**TO DO:**
Count how many lines contain the word "depth". Respond with the number alone.

** START OF INPUT ROWS **

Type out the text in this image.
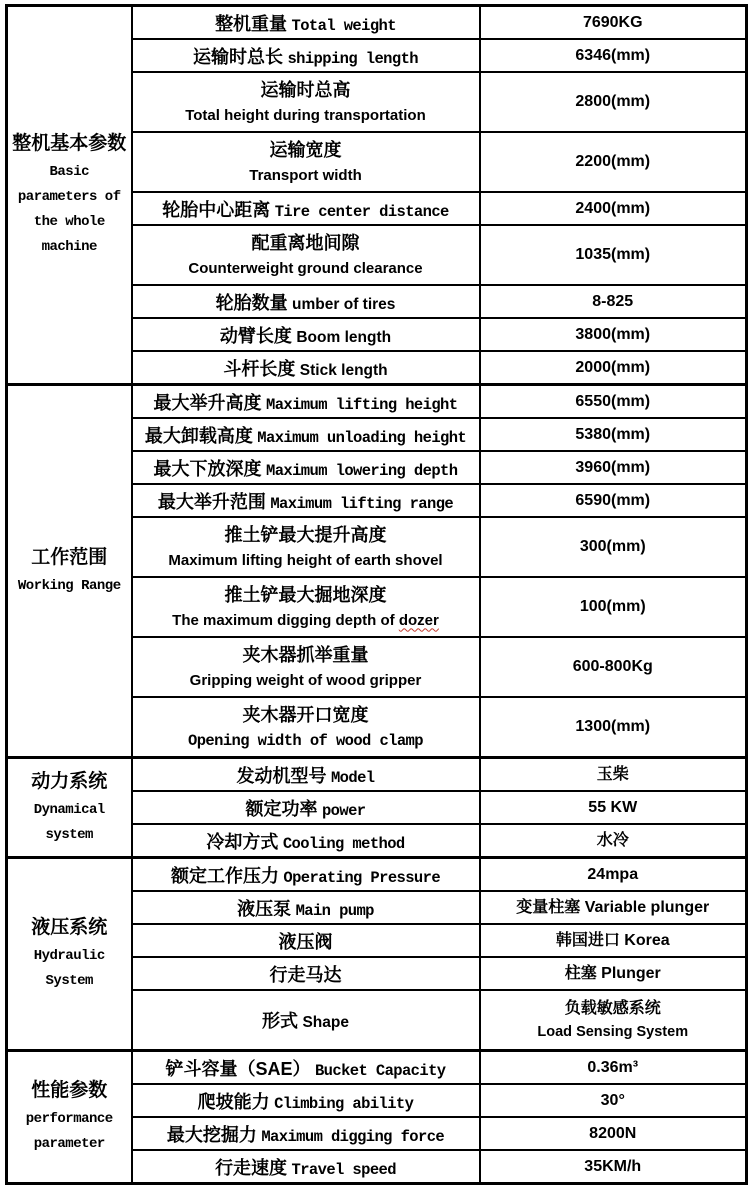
整机基本参数
Basic parameters of the whole machine	整机重量 Total weight	7690KG

	运输时总长 shipping length	6346(mm)

	运输时总高
Total height during transportation	2800(mm)

	运输宽度
Transport width	2200(mm)

	轮胎中心距离 Tire center distance	2400(mm)

	配重离地间隙
Counterweight ground clearance	1035(mm)

	轮胎数量 umber of tires	8-825

	动臂长度 Boom length	3800(mm)

	斗杆长度 Stick length	2000(mm)

工作范围
Working Range	最大举升高度 Maximum lifting height	6550(mm)

	最大卸载高度 Maximum unloading height	5380(mm)

	最大下放深度 Maximum lowering depth	3960(mm)

	最大举升范围 Maximum lifting range	6590(mm)

	推土铲最大提升高度
Maximum lifting height of earth shovel	300(mm)

	推土铲最大掘地深度
The maximum digging depth of dozer	100(mm)

	夹木器抓举重量
Gripping weight of wood gripper	600-800Kg

	夹木器开口宽度
Opening width of wood clamp	1300(mm)

动力系统
Dynamical system	发动机型号 Model	玉柴

	额定功率 power	55 KW

	冷却方式 Cooling method	水冷

液压系统
Hydraulic System	额定工作压力 Operating Pressure	24mpa

	液压泵 Main pump	变量柱塞 Variable plunger

	液压阀	韩国进口 Korea

	行走马达	柱塞 Plunger

	形式 Shape	负载敏感系统
Load Sensing System

性能参数
performance parameter	铲斗容量（SAE） Bucket Capacity	0.36m³

	爬坡能力 Climbing ability	30°

	最大挖掘力 Maximum digging force	8200N

	行走速度 Travel speed	35KM/h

** END OF INPUT ROWS **

**FINISHED TASK:**
2